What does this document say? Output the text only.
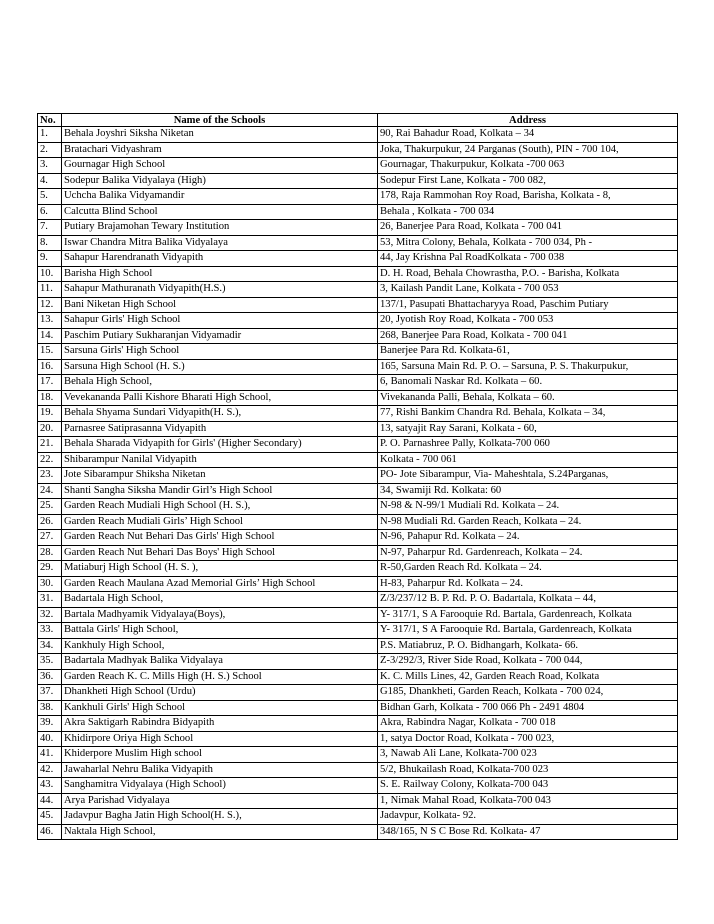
No.	Name of the Schools	Address
1.	Behala Joyshri Siksha Niketan	90, Rai Bahadur Road, Kolkata – 34
2.	Bratachari Vidyashram	Joka, Thakurpukur, 24 Parganas (South), PIN - 700 104,
3.	Gournagar High School	Gournagar, Thakurpukur, Kolkata -700 063
4.	Sodepur Balika Vidyalaya (High)	Sodepur First Lane, Kolkata - 700 082,
5.	Uchcha Balika Vidyamandir	178, Raja Rammohan Roy Road, Barisha, Kolkata - 8,
6.	Calcutta Blind School	Behala , Kolkata - 700 034
7.	Putiary Brajamohan Tewary Institution	26, Banerjee Para Road, Kolkata - 700 041
8.	Iswar Chandra Mitra Balika Vidyalaya	53, Mitra Colony, Behala, Kolkata - 700 034, Ph -
9.	Sahapur Harendranath Vidyapith	44, Jay Krishna Pal RoadKolkata - 700 038
10.	Barisha High School	D. H. Road, Behala Chowrastha, P.O. - Barisha, Kolkata
11.	Sahapur Mathuranath Vidyapith(H.S.)	3, Kailash Pandit Lane, Kolkata - 700 053
12.	Bani Niketan High School	137/1, Pasupati Bhattacharyya Road, Paschim Putiary
13.	Sahapur Girls' High School	20, Jyotish Roy Road, Kolkata - 700 053
14.	Paschim Putiary Sukharanjan Vidyamadir	268, Banerjee Para Road, Kolkata - 700 041
15.	Sarsuna Girls' High School	Banerjee Para Rd. Kolkata-61,
16.	Sarsuna High School (H. S.)	165, Sarsuna Main Rd. P. O. – Sarsuna, P. S. Thakurpukur,
17.	Behala High School,	6, Banomali Naskar Rd. Kolkata – 60.
18.	Vevekananda Palli Kishore Bharati High School,	Vivekananda Palli, Behala, Kolkata – 60.
19.	Behala Shyama Sundari Vidyapith(H. S.),	77, Rishi Bankim Chandra Rd. Behala, Kolkata – 34,
20.	Parnasree Satiprasanna Vidyapith	13, satyajit Ray Sarani, Kolkata - 60,
21.	Behala Sharada Vidyapith for Girls' (Higher Secondary)	P. O. Parnashree Pally, Kolkata-700 060
22.	Shibarampur Nanilal Vidyapith	Kolkata - 700 061
23.	Jote Sibarampur Shiksha Niketan	PO- Jote Sibarampur, Via- Maheshtala, S.24Parganas,
24.	Shanti Sangha Siksha Mandir Girl’s High School	34, Swamiji Rd. Kolkata: 60
25.	Garden Reach Mudiali High School (H. S.),	N-98 & N-99/1 Mudiali Rd. Kolkata – 24.
26.	Garden Reach Mudiali Girls’ High School	N-98 Mudiali Rd. Garden Reach, Kolkata – 24.
27.	Garden Reach Nut Behari Das Girls' High School	N-96, Pahapur Rd. Kolkata – 24.
28.	Garden Reach Nut Behari Das Boys' High School	N-97, Paharpur Rd. Gardenreach, Kolkata – 24.
29.	Matiaburj High School (H. S. ),	R-50,Garden Reach Rd. Kolkata – 24.
30.	Garden Reach Maulana Azad Memorial Girls’ High School	H-83, Paharpur Rd. Kolkata – 24.
31.	Badartala High School,	Z/3/237/12 B. P. Rd. P. O. Badartala, Kolkata – 44,
32.	Bartala Madhyamik Vidyalaya(Boys),	Y- 317/1, S A Farooquie Rd. Bartala, Gardenreach, Kolkata
33.	Battala Girls' High School,	Y- 317/1, S A Farooquie Rd. Bartala, Gardenreach, Kolkata
34.	Kankhuly High School,	P.S. Matiabruz, P. O. Bidhangarh, Kolkata- 66.
35.	Badartala Madhyak Balika Vidyalaya	Z-3/292/3, River Side Road, Kolkata - 700 044,
36.	Garden Reach K. C. Mills High (H. S.) School	K. C. Mills Lines, 42, Garden Reach Road, Kolkata
37.	Dhankheti High School (Urdu)	G185, Dhankheti, Garden Reach, Kolkata - 700 024,
38.	Kankhuli Girls' High School	Bidhan Garh, Kolkata - 700 066 Ph - 2491 4804
39.	Akra Saktigarh Rabindra Bidyapith	Akra, Rabindra Nagar, Kolkata - 700 018
40.	Khidirpore Oriya High School	1, satya Doctor Road, Kolkata - 700 023,
41.	Khiderpore Muslim High school	3, Nawab Ali Lane, Kolkata-700 023
42.	Jawaharlal Nehru Balika Vidyapith	5/2, Bhukailash Road, Kolkata-700 023
43.	Sanghamitra Vidyalaya (High School)	S. E. Railway Colony, Kolkata-700 043
44.	Arya Parishad Vidyalaya	1, Nimak Mahal Road, Kolkata-700 043
45.	Jadavpur Bagha Jatin High School(H. S.),	Jadavpur, Kolkata- 92.
46.	Naktala High School,	348/165, N S C Bose Rd. Kolkata- 47
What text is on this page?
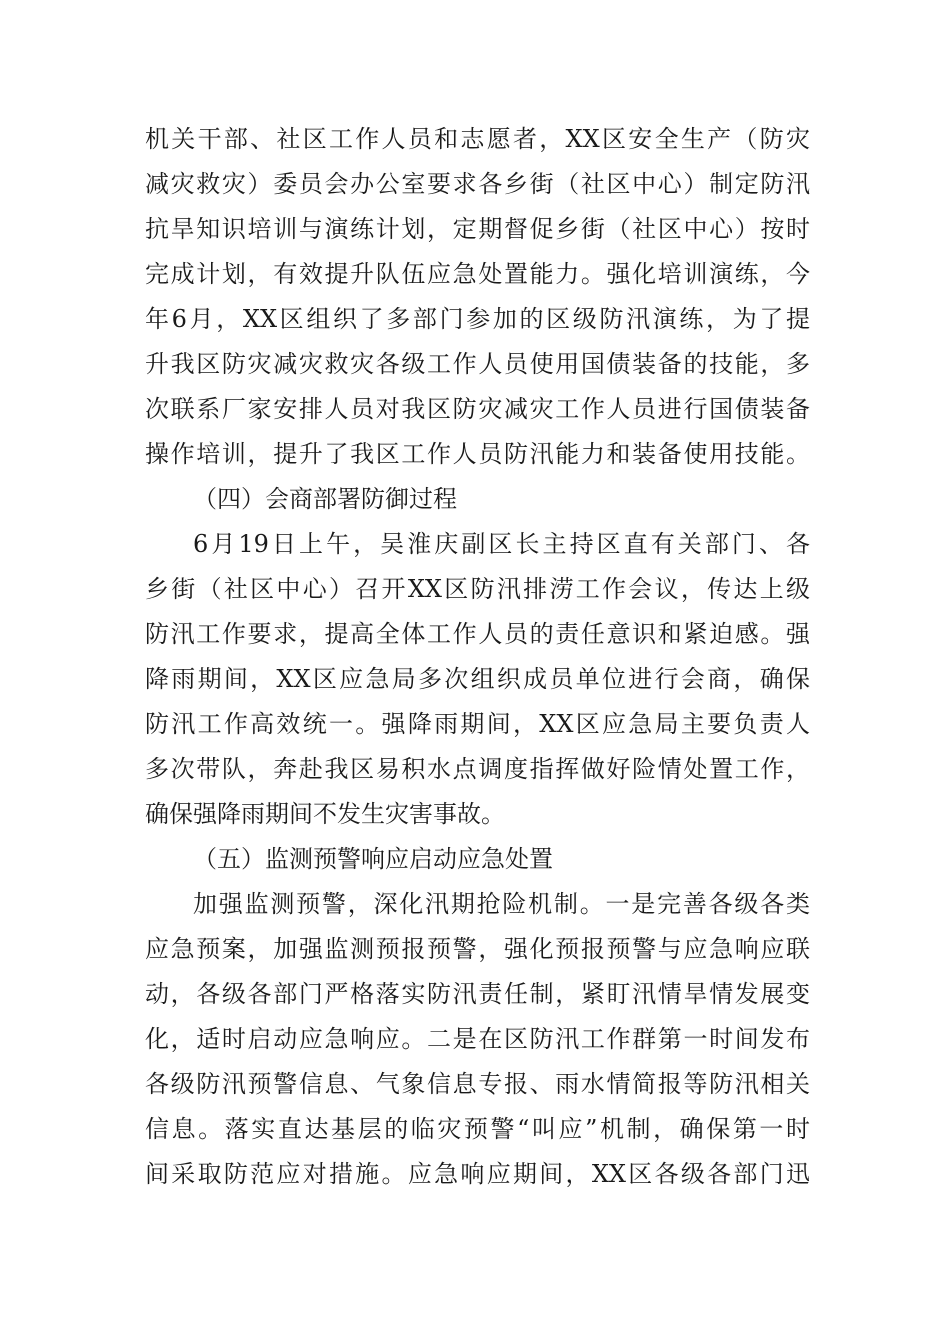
机关干部、社区工作人员和志愿者，XX区安全生产（防灾
减灾救灾）委员会办公室要求各乡街（社区中心）制定防汛
抗旱知识培训与演练计划，定期督促乡街（社区中心）按时
完成计划，有效提升队伍应急处置能力。强化培训演练，今
年6月，XX区组织了多部门参加的区级防汛演练，为了提
升我区防灾减灾救灾各级工作人员使用国债装备的技能，多
次联系厂家安排人员对我区防灾减灾工作人员进行国债装备
操作培训，提升了我区工作人员防汛能力和装备使用技能。
（四）会商部署防御过程
6月19日上午，吴淮庆副区长主持区直有关部门、各
乡街（社区中心）召开XX区防汛排涝工作会议，传达上级
防汛工作要求，提高全体工作人员的责任意识和紧迫感。强
降雨期间，XX区应急局多次组织成员单位进行会商，确保
防汛工作高效统一。强降雨期间，XX区应急局主要负责人
多次带队，奔赴我区易积水点调度指挥做好险情处置工作，
确保强降雨期间不发生灾害事故。
（五）监测预警响应启动应急处置
加强监测预警，深化汛期抢险机制。一是完善各级各类
应急预案，加强监测预报预警，强化预报预警与应急响应联
动，各级各部门严格落实防汛责任制，紧盯汛情旱情发展变
化，适时启动应急响应。二是在区防汛工作群第一时间发布
各级防汛预警信息、气象信息专报、雨水情简报等防汛相关
信息。落实直达基层的临灾预警“叫应”机制，确保第一时
间采取防范应对措施。应急响应期间，XX区各级各部门迅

Objective: List all lines from the entries that include the word "Gardenreach".

Solved exercise:
28.	Garden Reach Nut Behari Das Boys' High School	N-97, Paharpur Rd. Gardenreach, Kolkata – 24.
32.	Bartala Madhyamik Vidyalaya(Boys),	Y- 317/1, S A Farooquie Rd. Bartala, Gardenreach, Kolkata
33.	Battala Girls' High School,	Y- 317/1, S A Farooquie Rd. Bartala, Gardenreach, Kolkata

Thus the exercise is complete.